[Collected data entries]
'''

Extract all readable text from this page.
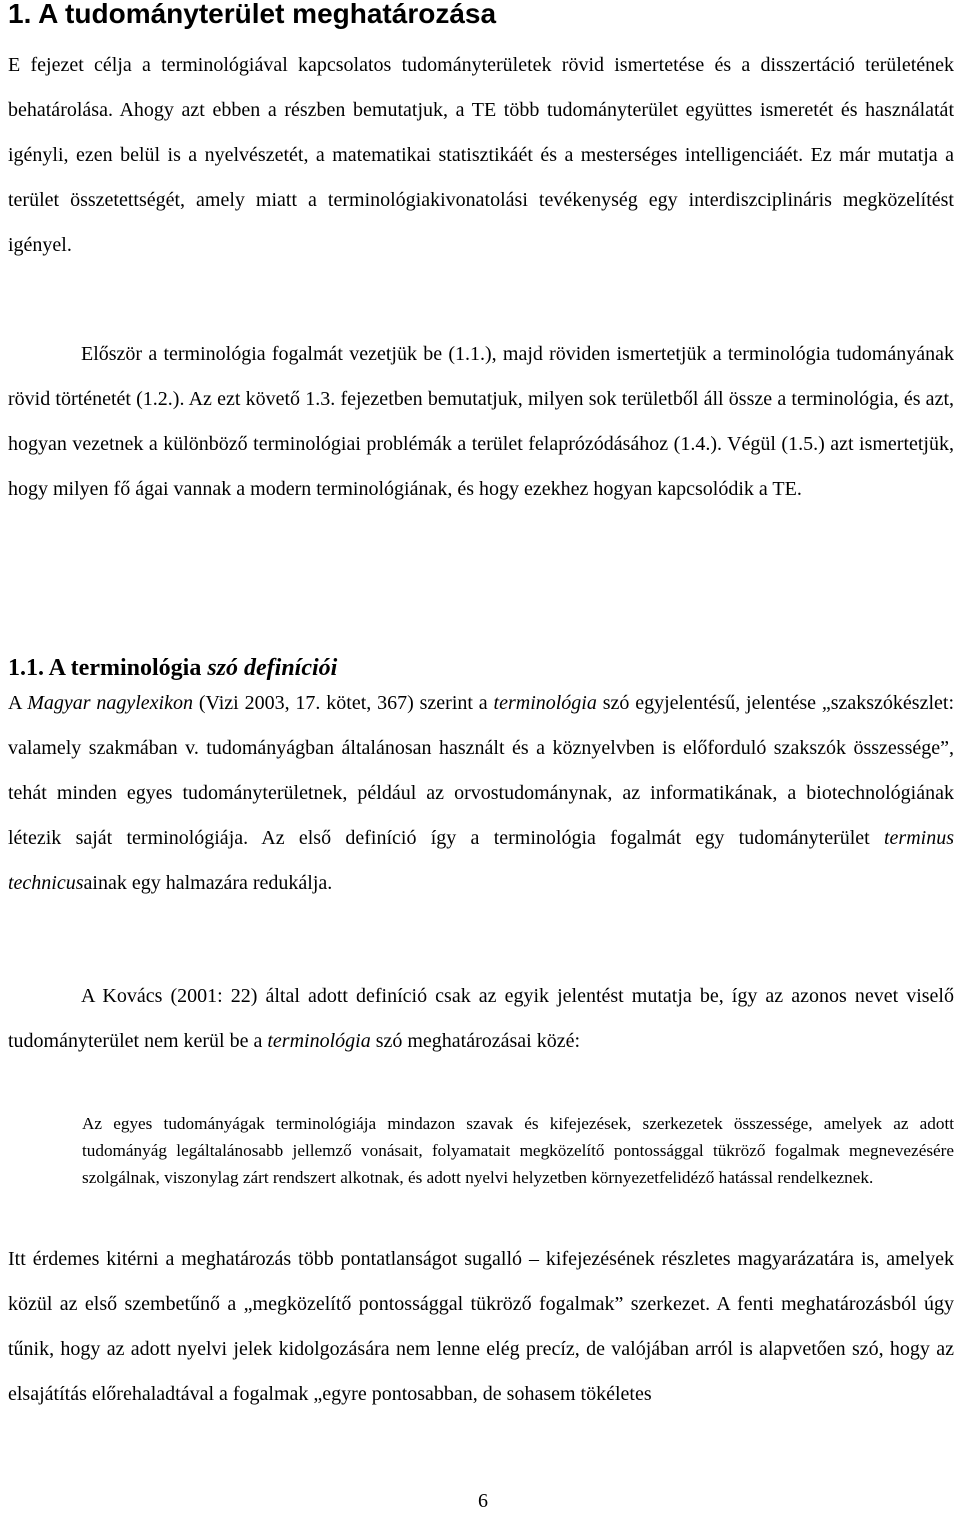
1. A tudományterület meghatározása

E fejezet célja a terminológiával kapcsolatos tudományterületek rövid ismertetése és a disszertáció területének behatárolása. Ahogy azt ebben a részben bemutatjuk, a TE több tudományterület együttes ismeretét és használatát igényli, ezen belül is a nyelvészetét, a matematikai statisztikáét és a mesterséges intelligenciáét. Ez már mutatja a terület összetettségét, amely miatt a terminológiakivonatolási tevékenység egy interdiszciplináris megközelítést igényel.

Először a terminológia fogalmát vezetjük be (1.1.), majd röviden ismertetjük a terminológia tudományának rövid történetét (1.2.). Az ezt követő 1.3. fejezetben bemutatjuk, milyen sok területből áll össze a terminológia, és azt, hogyan vezetnek a különböző terminológiai problémák a terület felaprózódásához (1.4.). Végül (1.5.) azt ismertetjük, hogy milyen fő ágai vannak a modern terminológiának, és hogy ezekhez hogyan kapcsolódik a TE.

1.1. A terminológia szó definíciói

A Magyar nagylexikon (Vizi 2003, 17. kötet, 367) szerint a terminológia szó egyjelentésű, jelentése „szakszókészlet: valamely szakmában v. tudományágban általánosan használt és a köznyelvben is előforduló szakszók összessége”, tehát minden egyes tudományterületnek, például az orvostudománynak, az informatikának, a biotechnológiának létezik saját terminológiája. Az első definíció így a terminológia fogalmát egy tudományterület terminus technicusainak egy halmazára redukálja.

A Kovács (2001: 22) által adott definíció csak az egyik jelentést mutatja be, így az azonos nevet viselő tudományterület nem kerül be a terminológia szó meghatározásai közé:

Az egyes tudományágak terminológiája mindazon szavak és kifejezések, szerkezetek összessége, amelyek az adott tudományág legáltalánosabb jellemző vonásait, folyamatait megközelítő pontossággal tükröző fogalmak megnevezésére szolgálnak, viszonylag zárt rendszert alkotnak, és adott nyelvi helyzetben környezetfelidéző hatással rendelkeznek.

Itt érdemes kitérni a meghatározás több pontatlanságot sugalló – kifejezésének részletes magyarázatára is, amelyek közül az első szembetűnő a „megközelítő pontossággal tükröző fogalmak” szerkezet. A fenti meghatározásból úgy tűnik, hogy az adott nyelvi jelek kidolgozására nem lenne elég precíz, de valójában arról is alapvetően szó, hogy az elsajátítás előrehaladtával a fogalmak „egyre pontosabban, de sohasem tökéletes

6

'''

• [DIRECTIVE] Would you return the data exactly as written, without the pictures?

• [FULL SOLUTION]
Extract all readable text from this page.
1. A tudományterület meghatározása

E fejezet célja a terminológiával kapcsolatos tudományterületek rövid ismertetése és a disszertáció területének behatárolása. Ahogy azt ebben a részben bemutatjuk, a TE több tudományterület együttes ismeretét és használatát igényli, ezen belül is a nyelvészetét, a matematikai statisztikáét és a mesterséges intelligenciáét. Ez már mutatja a terület összetettségét, amely miatt a terminológiakivonatolási tevékenység egy interdiszciplináris megközelítést igényel.

Először a terminológia fogalmát vezetjük be (1.1.), majd röviden ismertetjük a terminológia tudományának rövid történetét (1.2.). Az ezt követő 1.3. fejezetben bemutatjuk, milyen sok területből áll össze a terminológia, és azt, hogyan vezetnek a különböző terminológiai problémák a terület felaprózódásához (1.4.). Végül (1.5.) azt ismertetjük, hogy milyen fő ágai vannak a modern terminológiának, és hogy ezekhez hogyan kapcsolódik a TE.

1.1. A terminológia szó definíciói

A Magyar nagylexikon (Vizi 2003, 17. kötet, 367) szerint a terminológia szó egyjelentésű, jelentése „szakszókészlet: valamely szakmában v. tudományágban általánosan használt és a köznyelvben is előforduló szakszók összessége”, tehát minden egyes tudományterületnek, például az orvostudománynak, az informatikának, a biotechnológiának létezik saját terminológiája. Az első definíció így a terminológia fogalmát egy tudományterület terminus technicusainak egy halmazára redukálja.

A Kovács (2001: 22) által adott definíció csak az egyik jelentést mutatja be, így az azonos nevet viselő tudományterület nem kerül be a terminológia szó meghatározásai közé:

Az egyes tudományágak terminológiája mindazon szavak és kifejezések, szerkezetek összessége, amelyek az adott tudományág legáltalánosabb jellemző vonásait, folyamatait megközelítő pontossággal tükröző fogalmak megnevezésére szolgálnak, viszonylag zárt rendszert alkotnak, és adott nyelvi helyzetben környezetfelidéző hatással rendelkeznek.

Itt érdemes kitérni a meghatározás több pontatlanságot sugalló – kifejezésének részletes magyarázatára is, amelyek közül az első szembetűnő a „megközelítő pontossággal tükröző fogalmak” szerkezet. A fenti meghatározásból úgy tűnik, hogy az adott nyelvi jelek kidolgozására nem lenne elég precíz, de valójában arról is alapvetően szó, hogy az elsajátítás előrehaladtával a fogalmak „egyre pontosabban, de sohasem tökéletes

6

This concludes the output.